Aim: Restate the data below word for word. Skip any images it contains.
------ Available data
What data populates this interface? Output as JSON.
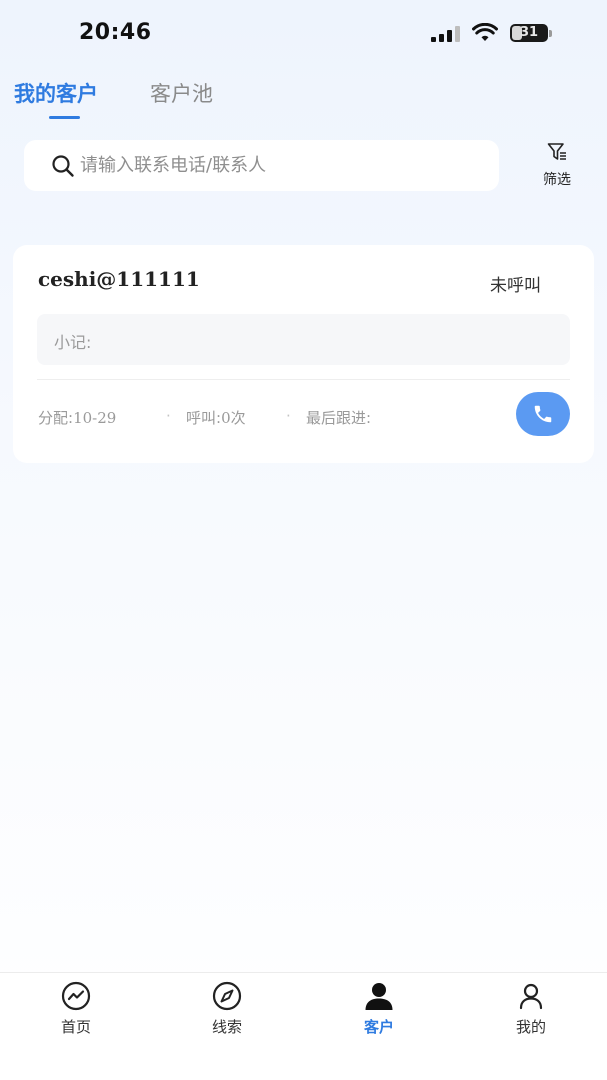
{
  "status_bar": {
    "time": "20:46",
    "battery_level": "31",
    "icons": [
      "signal-icon",
      "wifi-icon",
      "battery-icon"
    ]
  },
  "tabs": [
    {
      "label": "我的客户",
      "active": true
    },
    {
      "label": "客户池",
      "active": false
    }
  ],
  "search": {
    "placeholder": "请输入联系电话/联系人",
    "value": ""
  },
  "filter": {
    "label": "筛选",
    "icon": "filter-icon"
  },
  "customers": [
    {
      "name": "ceshi@111111",
      "call_status": "未呼叫",
      "note_label": "小记:",
      "assigned_label": "分配:",
      "assigned_value": "10-29",
      "calls_label": "呼叫:",
      "calls_value": "0次",
      "last_follow_label": "最后跟进:",
      "last_follow_value": "",
      "separator": "·",
      "call_icon": "phone-icon"
    }
  ],
  "bottom_nav": [
    {
      "label": "首页",
      "icon": "chart-line-icon",
      "active": false
    },
    {
      "label": "线索",
      "icon": "compass-icon",
      "active": false
    },
    {
      "label": "客户",
      "icon": "person-filled-icon",
      "active": true
    },
    {
      "label": "我的",
      "icon": "person-outline-icon",
      "active": false
    }
  ],
  "colors": {
    "accent": "#2f7be0",
    "call_button": "#5b9af2",
    "muted_text": "#9a9a9a"
  }
}
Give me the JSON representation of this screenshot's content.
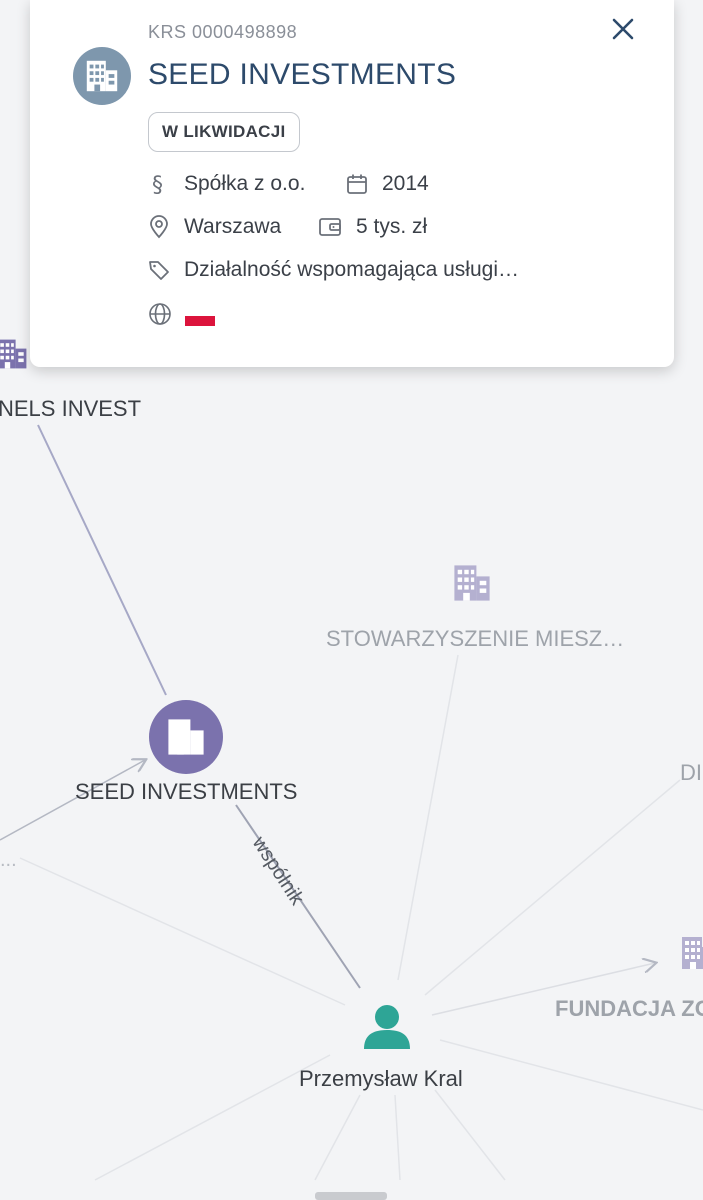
{
  "card": {
    "krs": "KRS 0000498898",
    "company_name": "SEED INVESTMENTS",
    "status_badge": "W LIKWIDACJI",
    "legal_form": "Spółka z o.o.",
    "year": "2014",
    "city": "Warszawa",
    "capital": "5 tys. zł",
    "activity": "Działalność wspomagająca usługi…",
    "flag_country": "Poland",
    "icons": [
      "building-icon",
      "close-icon",
      "section-icon",
      "calendar-icon",
      "location-pin-icon",
      "wallet-icon",
      "tag-icon",
      "globe-icon"
    ]
  },
  "graph": {
    "nodes": [
      {
        "label": "NELS INVEST",
        "icon": "building-icon"
      },
      {
        "label": "STOWARZYSZENIE MIESZ…",
        "icon": "building-icon"
      },
      {
        "label": "SEED INVESTMENTS",
        "icon": "building-icon"
      },
      {
        "label": "DI",
        "icon": "building-icon"
      },
      {
        "label": "FUNDACJA ZO",
        "icon": "building-icon"
      },
      {
        "label": "Przemysław Kral",
        "icon": "person-icon"
      }
    ],
    "edge_labels": {
      "seed_to_person": "wspólnik"
    }
  },
  "colors": {
    "company_node": "#7b72ad",
    "person_node": "#2ea596",
    "title_text": "#2d4a6b",
    "flag_red": "#dc143c"
  }
}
------------
Correct response:
What data populates this interface? Output as JSON.
{
  "status_bar": {
    "time": "20:46",
    "battery_level": "31",
    "icons": [
      "signal-icon",
      "wifi-icon",
      "battery-icon"
    ]
  },
  "tabs": [
    {
      "label": "我的客户",
      "active": true
    },
    {
      "label": "客户池",
      "active": false
    }
  ],
  "search": {
    "placeholder": "请输入联系电话/联系人",
    "value": ""
  },
  "filter": {
    "label": "筛选",
    "icon": "filter-icon"
  },
  "customers": [
    {
      "name": "ceshi@111111",
      "call_status": "未呼叫",
      "note_label": "小记:",
      "assigned_label": "分配:",
      "assigned_value": "10-29",
      "calls_label": "呼叫:",
      "calls_value": "0次",
      "last_follow_label": "最后跟进:",
      "last_follow_value": "",
      "separator": "·",
      "call_icon": "phone-icon"
    }
  ],
  "bottom_nav": [
    {
      "label": "首页",
      "icon": "chart-line-icon",
      "active": false
    },
    {
      "label": "线索",
      "icon": "compass-icon",
      "active": false
    },
    {
      "label": "客户",
      "icon": "person-filled-icon",
      "active": true
    },
    {
      "label": "我的",
      "icon": "person-outline-icon",
      "active": false
    }
  ],
  "colors": {
    "accent": "#2f7be0",
    "call_button": "#5b9af2",
    "muted_text": "#9a9a9a"
  }
}
Give me the JSON representation of this screenshot's content.
{
  "card": {
    "krs": "KRS 0000498898",
    "company_name": "SEED INVESTMENTS",
    "status_badge": "W LIKWIDACJI",
    "legal_form": "Spółka z o.o.",
    "year": "2014",
    "city": "Warszawa",
    "capital": "5 tys. zł",
    "activity": "Działalność wspomagająca usługi…",
    "flag_country": "Poland",
    "icons": [
      "building-icon",
      "close-icon",
      "section-icon",
      "calendar-icon",
      "location-pin-icon",
      "wallet-icon",
      "tag-icon",
      "globe-icon"
    ]
  },
  "graph": {
    "nodes": [
      {
        "label": "NELS INVEST",
        "icon": "building-icon"
      },
      {
        "label": "STOWARZYSZENIE MIESZ…",
        "icon": "building-icon"
      },
      {
        "label": "SEED INVESTMENTS",
        "icon": "building-icon"
      },
      {
        "label": "DI",
        "icon": "building-icon"
      },
      {
        "label": "FUNDACJA ZO",
        "icon": "building-icon"
      },
      {
        "label": "Przemysław Kral",
        "icon": "person-icon"
      }
    ],
    "edge_labels": {
      "seed_to_person": "wspólnik"
    }
  },
  "colors": {
    "company_node": "#7b72ad",
    "person_node": "#2ea596",
    "title_text": "#2d4a6b",
    "flag_red": "#dc143c"
  }
}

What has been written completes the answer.